Consigne – D'après le texte sur le principe de Peter, à quel poste toute personne aspire-t-elle à accéder selon l'auteur du livre cité ?

Texte du document –
● ● ●

Dans un petit livre intitulé « Le principe de Peter », l’auteur démontre que toute personne aspire à accéder à un poste où il devient incompétent. En effet, quand vous excellez dans un domaine et que l’on vous remarque, on vous propulse à un niveau supérieur, où vous devenez subitement incompétent, dans la mesure où la plupart du temps, le poste ne correspond pas à votre profil.
On pourrait penser que depuis plusieurs décennies dans les îles de la lune nous sommes en face d’une telle situation, et qu’elle est la cause des dysfonctionnements, que l’on observe un peu partout. Paradoxalement, le plus souvent, ce sont en principe des personnes qui ont échoué lamentablement dans leur secteur, qui se trouvent propulsées encore plus haut dans la pyramide. Ceci entraîne, vous l’aurez compris, un découragement de beaucoup de cadres, qui estiment, à juste titre, que cela ne vaut pas la peine, de donner ce qu’on a de meilleur pour récolter du vent, comme dirait l’autre.
De ce fait donc, vous l’aurez constaté, sous nos cocotiers, rien ne semble arrêter notre propension à toujours considérer l’utile comme le superflu et vice-versa. Personne dans ce pays, n’est en mesure de vous dire ce qui est prioritaire. On vous dira toujours, que tout est prioritaire. On vit dans l’urgence, ce qui permet à certains de passer dans les mailles du filet.

● ● ●

Jeu de données –
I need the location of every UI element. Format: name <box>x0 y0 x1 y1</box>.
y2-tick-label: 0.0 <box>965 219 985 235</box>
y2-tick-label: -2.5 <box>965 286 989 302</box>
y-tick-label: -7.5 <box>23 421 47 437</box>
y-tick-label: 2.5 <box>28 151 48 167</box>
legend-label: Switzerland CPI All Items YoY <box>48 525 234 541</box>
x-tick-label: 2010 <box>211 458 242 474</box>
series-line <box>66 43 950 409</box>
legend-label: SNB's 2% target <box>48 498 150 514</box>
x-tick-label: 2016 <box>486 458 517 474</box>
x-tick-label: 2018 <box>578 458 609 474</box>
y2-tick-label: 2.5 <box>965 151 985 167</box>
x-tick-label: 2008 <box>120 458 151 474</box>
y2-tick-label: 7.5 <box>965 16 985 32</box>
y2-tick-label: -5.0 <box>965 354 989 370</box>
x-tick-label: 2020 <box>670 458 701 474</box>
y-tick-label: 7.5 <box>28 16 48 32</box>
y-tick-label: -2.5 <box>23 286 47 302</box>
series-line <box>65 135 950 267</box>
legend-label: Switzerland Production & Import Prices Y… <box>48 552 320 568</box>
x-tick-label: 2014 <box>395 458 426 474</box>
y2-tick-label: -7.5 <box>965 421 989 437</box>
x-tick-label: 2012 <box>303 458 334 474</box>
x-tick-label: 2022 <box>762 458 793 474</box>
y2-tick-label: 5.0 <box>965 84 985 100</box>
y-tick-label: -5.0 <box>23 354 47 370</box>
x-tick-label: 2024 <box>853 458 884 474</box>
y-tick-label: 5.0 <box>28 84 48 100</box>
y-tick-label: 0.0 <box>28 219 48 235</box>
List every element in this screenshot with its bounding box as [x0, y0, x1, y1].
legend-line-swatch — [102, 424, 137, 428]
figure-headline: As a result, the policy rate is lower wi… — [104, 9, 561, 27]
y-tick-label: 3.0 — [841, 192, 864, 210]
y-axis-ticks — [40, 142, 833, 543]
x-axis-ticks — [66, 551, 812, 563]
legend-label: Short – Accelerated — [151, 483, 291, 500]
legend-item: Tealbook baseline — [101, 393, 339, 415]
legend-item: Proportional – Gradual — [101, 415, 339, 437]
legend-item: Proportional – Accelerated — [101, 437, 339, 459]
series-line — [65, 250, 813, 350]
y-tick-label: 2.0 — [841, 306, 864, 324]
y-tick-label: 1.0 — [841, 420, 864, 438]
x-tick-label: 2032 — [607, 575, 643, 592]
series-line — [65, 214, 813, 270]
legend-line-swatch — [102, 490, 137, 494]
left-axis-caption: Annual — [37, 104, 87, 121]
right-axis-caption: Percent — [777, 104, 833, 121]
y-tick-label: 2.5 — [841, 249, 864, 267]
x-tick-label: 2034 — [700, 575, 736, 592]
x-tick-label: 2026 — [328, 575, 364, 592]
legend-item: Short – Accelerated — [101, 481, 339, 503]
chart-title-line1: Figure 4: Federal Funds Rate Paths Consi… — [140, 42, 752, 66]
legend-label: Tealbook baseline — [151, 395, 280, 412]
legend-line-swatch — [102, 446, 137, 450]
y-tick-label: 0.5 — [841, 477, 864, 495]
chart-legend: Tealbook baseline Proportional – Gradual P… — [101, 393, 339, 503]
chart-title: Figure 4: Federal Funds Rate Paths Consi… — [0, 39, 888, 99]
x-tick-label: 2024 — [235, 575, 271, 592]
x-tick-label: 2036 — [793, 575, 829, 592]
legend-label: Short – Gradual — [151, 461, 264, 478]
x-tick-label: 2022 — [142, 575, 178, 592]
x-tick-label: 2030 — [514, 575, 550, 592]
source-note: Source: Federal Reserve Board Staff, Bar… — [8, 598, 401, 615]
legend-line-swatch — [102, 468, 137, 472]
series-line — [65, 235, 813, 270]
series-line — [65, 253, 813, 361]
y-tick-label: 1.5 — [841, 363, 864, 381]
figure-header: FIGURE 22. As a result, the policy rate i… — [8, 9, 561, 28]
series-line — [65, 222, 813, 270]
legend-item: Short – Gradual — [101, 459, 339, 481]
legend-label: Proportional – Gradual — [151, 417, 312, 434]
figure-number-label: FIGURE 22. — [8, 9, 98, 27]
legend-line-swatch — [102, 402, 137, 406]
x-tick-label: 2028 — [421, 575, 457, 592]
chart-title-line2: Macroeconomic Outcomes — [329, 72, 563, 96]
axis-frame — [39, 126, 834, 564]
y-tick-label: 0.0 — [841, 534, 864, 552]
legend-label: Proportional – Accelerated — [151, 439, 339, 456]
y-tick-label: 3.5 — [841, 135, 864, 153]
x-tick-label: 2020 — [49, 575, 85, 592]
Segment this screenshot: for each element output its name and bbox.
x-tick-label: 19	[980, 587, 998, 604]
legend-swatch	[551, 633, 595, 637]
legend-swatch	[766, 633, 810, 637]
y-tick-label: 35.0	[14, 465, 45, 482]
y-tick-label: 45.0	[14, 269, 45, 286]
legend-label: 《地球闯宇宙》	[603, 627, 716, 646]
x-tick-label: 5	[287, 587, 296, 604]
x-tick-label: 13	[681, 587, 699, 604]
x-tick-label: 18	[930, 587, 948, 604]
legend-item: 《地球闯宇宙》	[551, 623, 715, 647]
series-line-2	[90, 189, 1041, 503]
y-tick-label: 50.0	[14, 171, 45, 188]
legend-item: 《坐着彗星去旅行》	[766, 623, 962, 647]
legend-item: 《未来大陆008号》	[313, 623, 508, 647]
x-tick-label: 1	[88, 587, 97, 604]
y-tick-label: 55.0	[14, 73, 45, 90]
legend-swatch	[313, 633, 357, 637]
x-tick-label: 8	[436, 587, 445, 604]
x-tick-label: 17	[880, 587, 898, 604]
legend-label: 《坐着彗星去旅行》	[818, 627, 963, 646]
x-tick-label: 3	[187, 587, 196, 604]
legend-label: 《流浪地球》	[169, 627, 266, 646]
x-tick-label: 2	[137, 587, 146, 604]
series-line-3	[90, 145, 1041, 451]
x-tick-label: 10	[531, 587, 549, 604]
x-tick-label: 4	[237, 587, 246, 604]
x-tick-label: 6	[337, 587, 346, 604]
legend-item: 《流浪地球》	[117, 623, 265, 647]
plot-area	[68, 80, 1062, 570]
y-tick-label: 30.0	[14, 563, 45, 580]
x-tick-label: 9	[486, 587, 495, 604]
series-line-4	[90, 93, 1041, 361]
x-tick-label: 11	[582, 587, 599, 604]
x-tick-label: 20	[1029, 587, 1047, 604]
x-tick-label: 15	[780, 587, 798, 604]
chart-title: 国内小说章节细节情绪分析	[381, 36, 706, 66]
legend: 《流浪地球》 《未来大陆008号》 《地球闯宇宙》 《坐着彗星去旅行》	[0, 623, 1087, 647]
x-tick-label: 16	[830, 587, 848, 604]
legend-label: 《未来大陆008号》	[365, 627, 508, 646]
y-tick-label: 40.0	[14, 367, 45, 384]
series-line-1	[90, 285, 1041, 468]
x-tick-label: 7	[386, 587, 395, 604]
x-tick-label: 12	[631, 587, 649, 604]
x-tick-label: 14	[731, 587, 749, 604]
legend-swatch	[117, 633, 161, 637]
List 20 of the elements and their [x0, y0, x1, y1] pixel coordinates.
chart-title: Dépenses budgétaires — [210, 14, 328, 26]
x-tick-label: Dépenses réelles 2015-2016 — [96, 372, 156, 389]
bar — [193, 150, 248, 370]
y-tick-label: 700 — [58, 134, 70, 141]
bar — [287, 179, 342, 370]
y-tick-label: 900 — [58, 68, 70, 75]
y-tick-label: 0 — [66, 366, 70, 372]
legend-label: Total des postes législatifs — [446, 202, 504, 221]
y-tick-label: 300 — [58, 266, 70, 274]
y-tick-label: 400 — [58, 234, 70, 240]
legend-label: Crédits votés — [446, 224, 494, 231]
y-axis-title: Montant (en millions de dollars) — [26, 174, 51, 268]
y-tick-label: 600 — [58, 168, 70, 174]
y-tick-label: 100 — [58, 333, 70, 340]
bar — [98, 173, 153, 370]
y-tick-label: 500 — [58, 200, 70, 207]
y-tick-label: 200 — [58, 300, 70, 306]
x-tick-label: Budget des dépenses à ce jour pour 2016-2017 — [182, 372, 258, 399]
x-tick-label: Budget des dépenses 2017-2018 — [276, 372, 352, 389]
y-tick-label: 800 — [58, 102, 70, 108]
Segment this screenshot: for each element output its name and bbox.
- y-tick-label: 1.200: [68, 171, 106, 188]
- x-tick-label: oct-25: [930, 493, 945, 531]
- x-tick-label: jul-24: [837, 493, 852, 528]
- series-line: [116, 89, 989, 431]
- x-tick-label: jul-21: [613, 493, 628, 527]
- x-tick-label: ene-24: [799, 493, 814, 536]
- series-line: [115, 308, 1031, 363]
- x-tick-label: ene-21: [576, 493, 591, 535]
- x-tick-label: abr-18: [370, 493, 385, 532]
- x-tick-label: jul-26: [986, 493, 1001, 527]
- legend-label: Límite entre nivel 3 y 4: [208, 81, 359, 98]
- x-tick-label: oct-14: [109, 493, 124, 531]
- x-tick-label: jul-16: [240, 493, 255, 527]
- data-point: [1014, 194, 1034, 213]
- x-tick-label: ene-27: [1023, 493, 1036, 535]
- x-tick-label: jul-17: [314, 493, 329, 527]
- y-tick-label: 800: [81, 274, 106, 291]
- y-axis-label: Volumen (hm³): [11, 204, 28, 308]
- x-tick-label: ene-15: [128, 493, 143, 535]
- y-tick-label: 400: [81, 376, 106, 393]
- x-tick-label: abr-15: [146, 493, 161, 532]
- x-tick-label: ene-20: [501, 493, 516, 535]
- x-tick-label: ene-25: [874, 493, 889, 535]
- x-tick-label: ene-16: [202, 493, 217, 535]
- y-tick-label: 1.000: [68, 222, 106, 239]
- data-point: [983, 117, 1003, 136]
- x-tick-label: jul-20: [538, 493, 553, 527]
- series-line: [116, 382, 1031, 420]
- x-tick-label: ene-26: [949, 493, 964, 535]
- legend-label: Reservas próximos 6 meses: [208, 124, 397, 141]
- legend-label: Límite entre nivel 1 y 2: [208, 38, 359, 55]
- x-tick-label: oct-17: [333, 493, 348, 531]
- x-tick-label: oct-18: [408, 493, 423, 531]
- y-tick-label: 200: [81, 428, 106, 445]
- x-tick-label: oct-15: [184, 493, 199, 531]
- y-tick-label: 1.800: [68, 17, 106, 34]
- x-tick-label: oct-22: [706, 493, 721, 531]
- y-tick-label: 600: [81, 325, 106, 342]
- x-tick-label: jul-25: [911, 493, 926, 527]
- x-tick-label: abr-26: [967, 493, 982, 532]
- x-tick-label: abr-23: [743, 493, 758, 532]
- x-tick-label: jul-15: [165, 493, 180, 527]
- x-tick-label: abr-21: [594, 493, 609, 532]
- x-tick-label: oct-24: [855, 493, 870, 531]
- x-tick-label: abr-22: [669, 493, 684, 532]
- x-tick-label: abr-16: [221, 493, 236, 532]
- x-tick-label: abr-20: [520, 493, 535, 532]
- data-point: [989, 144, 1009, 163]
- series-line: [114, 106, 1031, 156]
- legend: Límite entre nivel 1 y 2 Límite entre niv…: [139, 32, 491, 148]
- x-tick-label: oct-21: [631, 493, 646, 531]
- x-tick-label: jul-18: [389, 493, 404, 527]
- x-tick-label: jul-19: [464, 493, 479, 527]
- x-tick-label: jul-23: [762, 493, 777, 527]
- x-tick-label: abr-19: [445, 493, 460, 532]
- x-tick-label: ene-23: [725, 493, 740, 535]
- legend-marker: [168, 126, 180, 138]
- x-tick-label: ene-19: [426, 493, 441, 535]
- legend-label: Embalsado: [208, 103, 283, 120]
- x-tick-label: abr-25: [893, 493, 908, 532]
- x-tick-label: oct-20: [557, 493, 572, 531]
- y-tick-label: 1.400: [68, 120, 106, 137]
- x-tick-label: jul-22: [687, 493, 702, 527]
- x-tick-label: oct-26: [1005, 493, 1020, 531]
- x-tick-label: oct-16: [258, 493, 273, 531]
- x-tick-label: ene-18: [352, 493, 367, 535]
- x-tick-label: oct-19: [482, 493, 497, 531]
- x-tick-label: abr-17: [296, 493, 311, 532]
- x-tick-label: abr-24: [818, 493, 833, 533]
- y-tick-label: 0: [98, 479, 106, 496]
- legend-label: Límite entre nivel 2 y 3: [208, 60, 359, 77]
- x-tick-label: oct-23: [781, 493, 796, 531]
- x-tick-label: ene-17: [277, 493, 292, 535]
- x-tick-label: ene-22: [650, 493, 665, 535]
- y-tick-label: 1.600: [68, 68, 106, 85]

● ● ●

Réponse attendue – À un poste où elle devient incompétente.